**Set exercise:**
Output the records exactly. Include every line.

**Source records:**
|---|

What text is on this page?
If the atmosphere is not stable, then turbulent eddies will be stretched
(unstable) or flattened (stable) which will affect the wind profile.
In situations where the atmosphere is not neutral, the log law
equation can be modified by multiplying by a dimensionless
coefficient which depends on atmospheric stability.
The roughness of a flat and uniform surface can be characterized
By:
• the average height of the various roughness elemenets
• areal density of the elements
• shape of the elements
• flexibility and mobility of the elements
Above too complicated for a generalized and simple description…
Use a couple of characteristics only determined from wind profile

|---|

**Full answer:**
What text is on this page?
If the atmosphere is not stable, then turbulent eddies will be stretched
(unstable) or flattened (stable) which will affect the wind profile.
In situations where the atmosphere is not neutral, the log law
equation can be modified by multiplying by a dimensionless
coefficient which depends on atmospheric stability.
The roughness of a flat and uniform surface can be characterized
By:
• the average height of the various roughness elemenets
• areal density of the elements
• shape of the elements
• flexibility and mobility of the elements
Above too complicated for a generalized and simple description…
Use a couple of characteristics only determined from wind profile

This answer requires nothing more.